→ **Consigna 1**
Imprime sin ningún cambio la parte del texto sobre Alfaro que empieza con "González Suárez ha" y sigue hasta "pasiones del presente.".

──────── Fragmento del documento

González Suárez ha dicho que Alfaro tenía ribetes de grande hombre; y yo afirmo que la
naturaleza le había dotado de tan extraordinarias prendas, que en un teatro más
vasto se habría elevado a inconmensurable altura. Alfaro, en su cuerpo
desmedrado y pequeño, encerraba un alma de gigante; alma de héroe y tratadista
de visión luminosa; alma cuyos quilates sólo podrá apreciar la posteridad,
libre ya de los prejuicios y pasiones del presente.
Alfaro
no era católico: alma elevada y enérgica, ilustrada e independiente, estaba
muy por encima de esas creencias inventadas por el sacerdocio; de esos dogmas
incompatibles con la razón, y de los que ni la teología que los creó, puede
darse cabal idea; en fin, de ese aglomeramiento de supersticiones y vanas
prácticas que componen el fondo y el ropaje de las religiones que decimos
positivas. Alfaro era superior a todo esto; pero no he conocido otro más
profundo y sinceramente religioso.

────────────────
──────── Entradas dadas

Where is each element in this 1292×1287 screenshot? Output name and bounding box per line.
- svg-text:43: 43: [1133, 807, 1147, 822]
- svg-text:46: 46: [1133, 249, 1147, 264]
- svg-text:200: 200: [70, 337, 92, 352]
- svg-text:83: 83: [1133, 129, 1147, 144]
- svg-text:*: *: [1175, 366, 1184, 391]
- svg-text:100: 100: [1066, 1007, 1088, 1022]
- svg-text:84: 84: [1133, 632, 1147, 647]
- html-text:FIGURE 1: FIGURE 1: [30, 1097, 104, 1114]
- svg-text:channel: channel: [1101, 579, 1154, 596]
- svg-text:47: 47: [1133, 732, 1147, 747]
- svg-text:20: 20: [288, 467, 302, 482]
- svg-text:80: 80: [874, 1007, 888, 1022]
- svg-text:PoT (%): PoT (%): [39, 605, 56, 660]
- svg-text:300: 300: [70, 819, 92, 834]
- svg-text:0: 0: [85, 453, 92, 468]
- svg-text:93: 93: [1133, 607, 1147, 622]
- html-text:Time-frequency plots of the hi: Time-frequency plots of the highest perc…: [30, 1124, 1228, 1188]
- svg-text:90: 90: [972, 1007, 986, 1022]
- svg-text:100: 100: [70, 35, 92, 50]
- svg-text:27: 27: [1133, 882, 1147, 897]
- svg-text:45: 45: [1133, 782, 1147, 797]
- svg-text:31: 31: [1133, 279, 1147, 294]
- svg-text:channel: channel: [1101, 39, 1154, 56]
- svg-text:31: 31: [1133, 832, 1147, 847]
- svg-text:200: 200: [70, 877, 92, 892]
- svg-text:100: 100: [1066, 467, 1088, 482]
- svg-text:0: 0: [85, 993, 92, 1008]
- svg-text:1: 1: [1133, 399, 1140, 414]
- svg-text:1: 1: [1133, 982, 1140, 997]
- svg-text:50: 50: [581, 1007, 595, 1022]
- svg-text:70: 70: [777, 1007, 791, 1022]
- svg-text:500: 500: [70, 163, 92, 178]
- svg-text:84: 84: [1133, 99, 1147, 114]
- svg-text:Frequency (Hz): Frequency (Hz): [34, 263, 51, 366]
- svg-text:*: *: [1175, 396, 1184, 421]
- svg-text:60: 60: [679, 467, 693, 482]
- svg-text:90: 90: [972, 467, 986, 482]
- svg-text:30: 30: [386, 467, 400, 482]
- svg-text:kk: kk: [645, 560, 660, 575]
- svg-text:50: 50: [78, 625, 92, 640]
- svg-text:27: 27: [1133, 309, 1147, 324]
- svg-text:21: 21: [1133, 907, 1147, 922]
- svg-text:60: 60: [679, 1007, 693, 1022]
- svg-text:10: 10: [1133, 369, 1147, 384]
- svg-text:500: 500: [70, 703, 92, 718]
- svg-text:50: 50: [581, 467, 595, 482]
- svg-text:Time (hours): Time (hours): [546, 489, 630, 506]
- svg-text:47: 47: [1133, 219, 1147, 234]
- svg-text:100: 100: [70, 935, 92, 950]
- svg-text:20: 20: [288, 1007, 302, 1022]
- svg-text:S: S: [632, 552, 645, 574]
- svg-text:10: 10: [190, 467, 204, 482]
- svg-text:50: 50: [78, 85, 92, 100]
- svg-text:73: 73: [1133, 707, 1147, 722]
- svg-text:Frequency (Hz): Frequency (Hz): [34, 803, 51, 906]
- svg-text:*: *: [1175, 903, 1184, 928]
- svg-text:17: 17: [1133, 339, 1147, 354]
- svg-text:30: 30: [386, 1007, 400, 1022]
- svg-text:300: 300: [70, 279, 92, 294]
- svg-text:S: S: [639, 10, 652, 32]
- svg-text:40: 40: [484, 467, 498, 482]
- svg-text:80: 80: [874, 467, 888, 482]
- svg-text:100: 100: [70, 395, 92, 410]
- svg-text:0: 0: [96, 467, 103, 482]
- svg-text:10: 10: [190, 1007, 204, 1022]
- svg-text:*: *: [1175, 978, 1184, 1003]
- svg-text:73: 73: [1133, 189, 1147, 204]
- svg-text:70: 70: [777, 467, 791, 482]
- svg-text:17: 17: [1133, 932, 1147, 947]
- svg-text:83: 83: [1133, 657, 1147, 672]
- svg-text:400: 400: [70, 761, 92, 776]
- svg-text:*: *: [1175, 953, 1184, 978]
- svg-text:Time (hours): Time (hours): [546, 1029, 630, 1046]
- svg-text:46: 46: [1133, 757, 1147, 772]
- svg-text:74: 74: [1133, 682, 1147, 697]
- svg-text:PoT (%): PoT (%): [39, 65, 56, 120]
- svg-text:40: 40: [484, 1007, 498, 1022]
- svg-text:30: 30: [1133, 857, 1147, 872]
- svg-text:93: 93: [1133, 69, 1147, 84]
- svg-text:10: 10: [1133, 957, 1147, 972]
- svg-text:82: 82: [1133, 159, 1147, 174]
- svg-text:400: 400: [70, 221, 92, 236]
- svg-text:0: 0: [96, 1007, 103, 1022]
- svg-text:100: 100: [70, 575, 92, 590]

────────────────

→ **Consigna 2**
Devuelve tal cual las líneas de las entradas desde el principio hasta la línea que contiene "- svg-text:93: 93: [1133, 607, 1147, 622]", incluida esa misma línea.

→ **Respuesta completa 1**
González Suárez ha dicho que Alfaro tenía ribetes de grande hombre; y yo afirmo que la
naturaleza le había dotado de tan extraordinarias prendas, que en un teatro más
vasto se habría elevado a inconmensurable altura. Alfaro, en su cuerpo
desmedrado y pequeño, encerraba un alma de gigante; alma de héroe y tratadista
de visión luminosa; alma cuyos quilates sólo podrá apreciar la posteridad,
libre ya de los prejuicios y pasiones del presente.

→ **Respuesta completa 2**
Where is each element in this 1292×1287 screenshot? Output name and bounding box per line.
- svg-text:43: 43: [1133, 807, 1147, 822]
- svg-text:46: 46: [1133, 249, 1147, 264]
- svg-text:200: 200: [70, 337, 92, 352]
- svg-text:83: 83: [1133, 129, 1147, 144]
- svg-text:*: *: [1175, 366, 1184, 391]
- svg-text:100: 100: [1066, 1007, 1088, 1022]
- svg-text:84: 84: [1133, 632, 1147, 647]
- html-text:FIGURE 1: FIGURE 1: [30, 1097, 104, 1114]
- svg-text:channel: channel: [1101, 579, 1154, 596]
- svg-text:47: 47: [1133, 732, 1147, 747]
- svg-text:20: 20: [288, 467, 302, 482]
- svg-text:80: 80: [874, 1007, 888, 1022]
- svg-text:PoT (%): PoT (%): [39, 605, 56, 660]
- svg-text:300: 300: [70, 819, 92, 834]
- svg-text:0: 0: [85, 453, 92, 468]
- svg-text:93: 93: [1133, 607, 1147, 622]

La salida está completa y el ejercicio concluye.